Look below. Copy each line that has "无性生殖的概念和特点" in it.

════

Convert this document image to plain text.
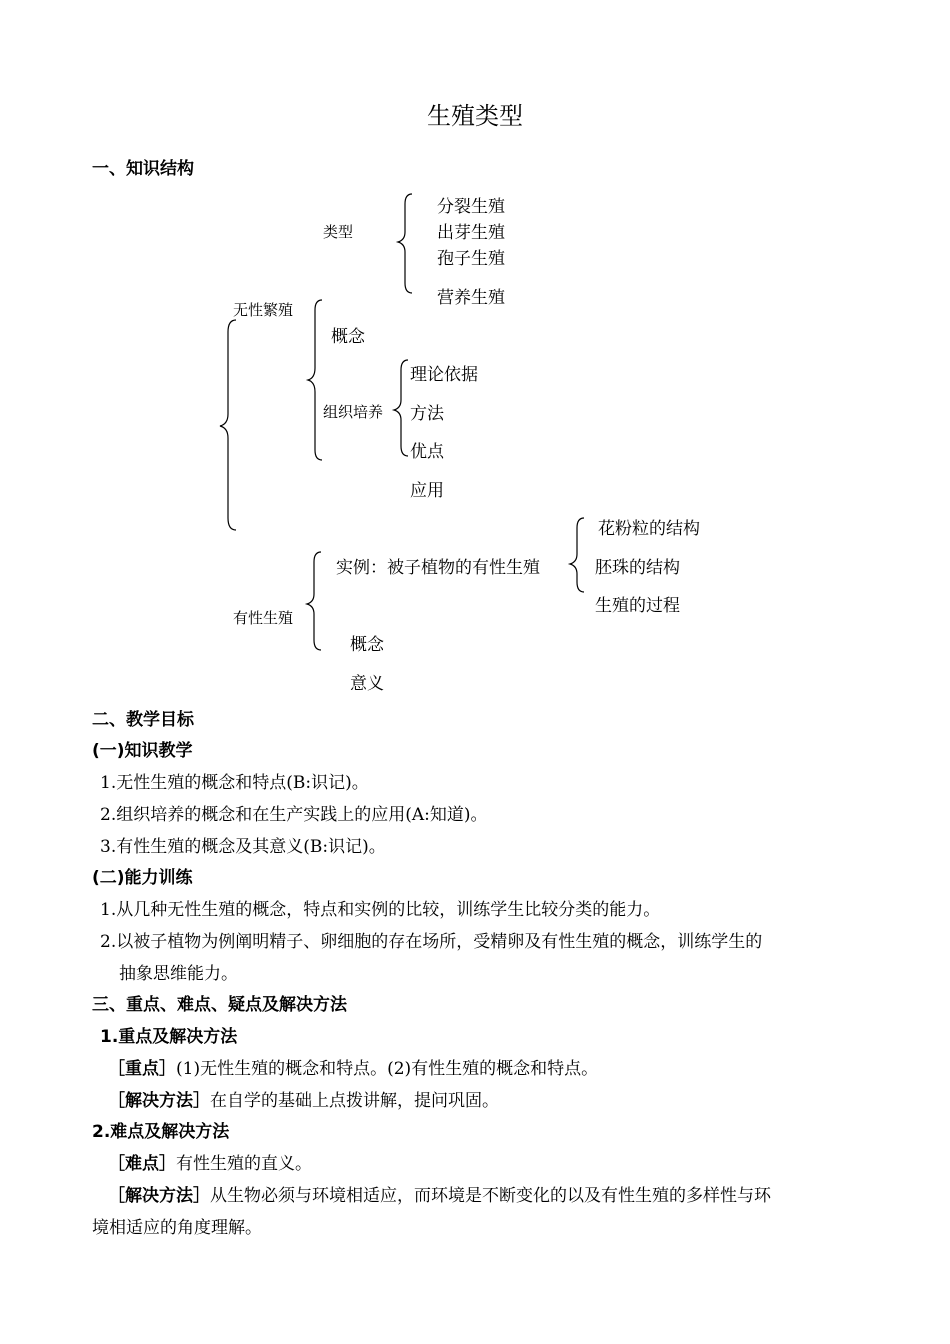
生殖类型
一、知识结构
类型
分裂生殖
出芽生殖
孢子生殖
营养生殖
无性繁殖
概念
组织培养
理论依据
方法
优点
应用
花粉粒的结构
实例：被子植物的有性生殖	胚珠的结构
生殖的过程
有性生殖
概念
意义
二、教学目标
(一)知识教学
1.无性生殖的概念和特点(B:识记)。
2.组织培养的概念和在生产实践上的应用(A:知道)。
3.有性生殖的概念及其意义(B:识记)。
(二)能力训练
1.从几种无性生殖的概念，特点和实例的比较，训练学生比较分类的能力。
2.以被子植物为例阐明精子、卵细胞的存在场所，受精卵及有性生殖的概念，训练学生的
抽象思维能力。
三、重点、难点、疑点及解决方法
1.重点及解决方法
［重点］(1)无性生殖的概念和特点。(2)有性生殖的概念和特点。
［解决方法］在自学的基础上点拨讲解，提问巩固。
2.难点及解决方法
［难点］有性生殖的直义。
［解决方法］从生物必须与环境相适应，而环境是不断变化的以及有性生殖的多样性与环
境相适应的角度理解。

════

CORRECT RESPONSE
1.无性生殖的概念和特点(B:识记)。
［重点］(1)无性生殖的概念和特点。(2)有性生殖的概念和特点。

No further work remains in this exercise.